EXERCISE OBJECTIVE
Find the lines holding the word "color" and collect them.

====

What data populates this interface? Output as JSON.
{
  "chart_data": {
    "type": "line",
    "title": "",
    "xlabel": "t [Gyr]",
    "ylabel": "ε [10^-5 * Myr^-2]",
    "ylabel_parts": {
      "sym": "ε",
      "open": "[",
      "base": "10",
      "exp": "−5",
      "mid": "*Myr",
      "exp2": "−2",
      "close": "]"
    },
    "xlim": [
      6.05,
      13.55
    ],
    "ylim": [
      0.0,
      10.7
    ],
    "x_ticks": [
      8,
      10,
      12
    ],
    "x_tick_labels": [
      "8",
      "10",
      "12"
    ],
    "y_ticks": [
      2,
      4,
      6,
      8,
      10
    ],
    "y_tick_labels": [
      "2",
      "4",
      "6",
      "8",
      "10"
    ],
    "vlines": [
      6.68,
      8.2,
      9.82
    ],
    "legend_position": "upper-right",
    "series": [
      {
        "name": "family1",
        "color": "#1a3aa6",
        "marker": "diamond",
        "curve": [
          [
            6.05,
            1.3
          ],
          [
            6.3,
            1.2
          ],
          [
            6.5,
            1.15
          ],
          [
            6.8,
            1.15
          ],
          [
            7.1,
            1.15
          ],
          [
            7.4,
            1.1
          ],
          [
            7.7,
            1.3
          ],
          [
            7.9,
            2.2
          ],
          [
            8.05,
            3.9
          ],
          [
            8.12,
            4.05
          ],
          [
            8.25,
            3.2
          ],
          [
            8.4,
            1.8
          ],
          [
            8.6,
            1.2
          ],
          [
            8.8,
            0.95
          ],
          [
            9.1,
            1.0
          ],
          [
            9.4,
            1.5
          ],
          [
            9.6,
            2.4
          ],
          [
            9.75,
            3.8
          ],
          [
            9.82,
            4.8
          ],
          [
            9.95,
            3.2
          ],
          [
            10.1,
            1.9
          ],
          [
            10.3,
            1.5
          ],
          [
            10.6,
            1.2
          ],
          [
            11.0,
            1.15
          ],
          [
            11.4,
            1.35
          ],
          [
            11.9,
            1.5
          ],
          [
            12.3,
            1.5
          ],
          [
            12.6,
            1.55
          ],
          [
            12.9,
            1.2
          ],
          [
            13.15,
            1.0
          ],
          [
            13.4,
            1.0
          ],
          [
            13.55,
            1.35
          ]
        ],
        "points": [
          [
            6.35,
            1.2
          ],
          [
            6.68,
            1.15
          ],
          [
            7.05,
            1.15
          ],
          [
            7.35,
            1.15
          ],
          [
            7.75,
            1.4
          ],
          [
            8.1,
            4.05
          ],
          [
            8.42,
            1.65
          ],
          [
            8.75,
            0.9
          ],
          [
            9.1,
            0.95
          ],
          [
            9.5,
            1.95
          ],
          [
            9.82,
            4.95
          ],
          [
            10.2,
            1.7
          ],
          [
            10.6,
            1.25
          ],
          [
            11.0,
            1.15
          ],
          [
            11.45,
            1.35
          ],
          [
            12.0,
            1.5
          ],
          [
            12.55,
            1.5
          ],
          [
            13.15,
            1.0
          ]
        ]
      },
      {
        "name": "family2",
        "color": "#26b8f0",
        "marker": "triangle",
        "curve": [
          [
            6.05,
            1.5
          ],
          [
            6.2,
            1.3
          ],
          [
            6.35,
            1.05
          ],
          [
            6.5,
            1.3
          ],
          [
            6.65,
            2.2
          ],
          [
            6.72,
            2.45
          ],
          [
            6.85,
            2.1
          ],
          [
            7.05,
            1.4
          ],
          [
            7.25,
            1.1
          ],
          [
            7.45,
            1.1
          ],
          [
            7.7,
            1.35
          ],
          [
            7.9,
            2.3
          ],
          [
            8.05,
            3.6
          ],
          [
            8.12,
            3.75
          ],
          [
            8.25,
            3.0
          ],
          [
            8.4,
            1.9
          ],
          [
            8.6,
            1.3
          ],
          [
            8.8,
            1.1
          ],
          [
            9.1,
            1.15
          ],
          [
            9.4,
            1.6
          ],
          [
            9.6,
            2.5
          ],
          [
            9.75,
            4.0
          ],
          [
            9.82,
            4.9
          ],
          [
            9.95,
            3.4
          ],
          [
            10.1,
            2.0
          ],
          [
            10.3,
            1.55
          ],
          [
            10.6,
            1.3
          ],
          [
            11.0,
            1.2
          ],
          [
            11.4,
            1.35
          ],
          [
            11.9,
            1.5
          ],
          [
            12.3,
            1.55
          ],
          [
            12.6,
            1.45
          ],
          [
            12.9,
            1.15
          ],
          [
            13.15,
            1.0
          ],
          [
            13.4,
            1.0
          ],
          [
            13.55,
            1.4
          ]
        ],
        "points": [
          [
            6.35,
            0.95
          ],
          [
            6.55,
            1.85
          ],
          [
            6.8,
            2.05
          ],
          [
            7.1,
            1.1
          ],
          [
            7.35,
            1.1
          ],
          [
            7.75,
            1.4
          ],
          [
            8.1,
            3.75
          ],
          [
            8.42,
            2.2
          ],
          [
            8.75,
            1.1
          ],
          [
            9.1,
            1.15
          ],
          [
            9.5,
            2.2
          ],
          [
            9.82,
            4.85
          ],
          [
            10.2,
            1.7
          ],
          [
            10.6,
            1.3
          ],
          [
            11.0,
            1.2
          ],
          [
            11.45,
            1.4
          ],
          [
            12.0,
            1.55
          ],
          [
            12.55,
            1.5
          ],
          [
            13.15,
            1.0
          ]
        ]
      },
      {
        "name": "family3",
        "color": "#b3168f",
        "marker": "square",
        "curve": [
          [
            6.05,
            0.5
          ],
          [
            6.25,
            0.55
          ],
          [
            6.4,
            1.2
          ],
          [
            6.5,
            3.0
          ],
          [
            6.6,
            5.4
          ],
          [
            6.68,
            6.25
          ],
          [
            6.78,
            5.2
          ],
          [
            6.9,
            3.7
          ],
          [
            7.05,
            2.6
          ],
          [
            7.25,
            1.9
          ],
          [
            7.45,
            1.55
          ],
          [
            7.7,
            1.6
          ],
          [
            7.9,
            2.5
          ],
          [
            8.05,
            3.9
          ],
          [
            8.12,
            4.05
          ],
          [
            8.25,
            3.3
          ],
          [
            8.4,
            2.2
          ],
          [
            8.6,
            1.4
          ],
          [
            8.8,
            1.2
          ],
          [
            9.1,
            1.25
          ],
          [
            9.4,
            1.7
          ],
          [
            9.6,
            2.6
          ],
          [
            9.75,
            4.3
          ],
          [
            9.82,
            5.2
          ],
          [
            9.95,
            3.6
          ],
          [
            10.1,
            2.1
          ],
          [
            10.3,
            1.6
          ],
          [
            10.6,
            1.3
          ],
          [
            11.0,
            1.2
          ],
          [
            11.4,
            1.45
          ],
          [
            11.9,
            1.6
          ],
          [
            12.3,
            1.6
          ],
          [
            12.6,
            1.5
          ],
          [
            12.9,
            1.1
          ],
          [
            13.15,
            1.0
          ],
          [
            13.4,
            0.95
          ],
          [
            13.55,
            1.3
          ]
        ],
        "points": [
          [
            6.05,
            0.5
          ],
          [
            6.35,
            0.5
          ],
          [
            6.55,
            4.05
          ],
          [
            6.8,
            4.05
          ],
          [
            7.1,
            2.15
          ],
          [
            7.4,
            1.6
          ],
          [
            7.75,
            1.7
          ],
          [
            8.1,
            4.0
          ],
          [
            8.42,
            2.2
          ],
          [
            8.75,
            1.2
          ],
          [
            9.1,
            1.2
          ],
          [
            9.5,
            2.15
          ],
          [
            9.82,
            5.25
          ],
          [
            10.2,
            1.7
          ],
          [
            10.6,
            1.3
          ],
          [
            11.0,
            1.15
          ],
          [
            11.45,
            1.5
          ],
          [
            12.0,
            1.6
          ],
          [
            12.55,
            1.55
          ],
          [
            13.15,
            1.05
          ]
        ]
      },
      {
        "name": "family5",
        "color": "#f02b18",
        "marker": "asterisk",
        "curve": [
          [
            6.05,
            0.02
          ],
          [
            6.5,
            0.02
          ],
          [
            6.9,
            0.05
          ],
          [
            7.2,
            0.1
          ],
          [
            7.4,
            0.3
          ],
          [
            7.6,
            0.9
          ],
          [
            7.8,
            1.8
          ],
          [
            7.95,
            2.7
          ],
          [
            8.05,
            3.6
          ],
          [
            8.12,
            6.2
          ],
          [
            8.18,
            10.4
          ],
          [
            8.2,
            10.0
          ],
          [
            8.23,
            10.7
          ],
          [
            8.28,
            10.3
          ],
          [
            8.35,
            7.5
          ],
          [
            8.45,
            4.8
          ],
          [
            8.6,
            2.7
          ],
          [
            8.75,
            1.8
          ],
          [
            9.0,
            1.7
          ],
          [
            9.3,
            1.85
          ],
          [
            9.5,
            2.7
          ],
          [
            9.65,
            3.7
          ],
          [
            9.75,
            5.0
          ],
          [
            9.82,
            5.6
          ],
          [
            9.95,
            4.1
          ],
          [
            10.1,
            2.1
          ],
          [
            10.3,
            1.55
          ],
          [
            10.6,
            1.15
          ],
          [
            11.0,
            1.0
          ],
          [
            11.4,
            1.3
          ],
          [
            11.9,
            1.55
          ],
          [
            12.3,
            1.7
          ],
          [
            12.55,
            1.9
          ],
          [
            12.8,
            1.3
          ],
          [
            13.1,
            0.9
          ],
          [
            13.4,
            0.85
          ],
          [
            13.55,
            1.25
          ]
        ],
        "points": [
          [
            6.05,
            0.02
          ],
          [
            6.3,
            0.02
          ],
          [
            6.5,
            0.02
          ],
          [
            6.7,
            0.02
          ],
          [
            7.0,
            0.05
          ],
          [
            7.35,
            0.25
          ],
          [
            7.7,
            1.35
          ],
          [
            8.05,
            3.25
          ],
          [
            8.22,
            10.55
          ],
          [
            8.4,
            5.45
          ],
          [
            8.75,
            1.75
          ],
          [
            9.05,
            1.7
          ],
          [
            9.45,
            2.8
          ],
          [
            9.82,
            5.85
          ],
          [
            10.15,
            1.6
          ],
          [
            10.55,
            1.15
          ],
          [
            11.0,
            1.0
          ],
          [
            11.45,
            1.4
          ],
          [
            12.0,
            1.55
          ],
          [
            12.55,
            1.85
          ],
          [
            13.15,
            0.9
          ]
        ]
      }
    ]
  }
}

====

RESPONSE TO THE EXERCISE
        "color": "#1a3aa6",
        "color": "#26b8f0",
        "color": "#b3168f",
        "color": "#f02b18",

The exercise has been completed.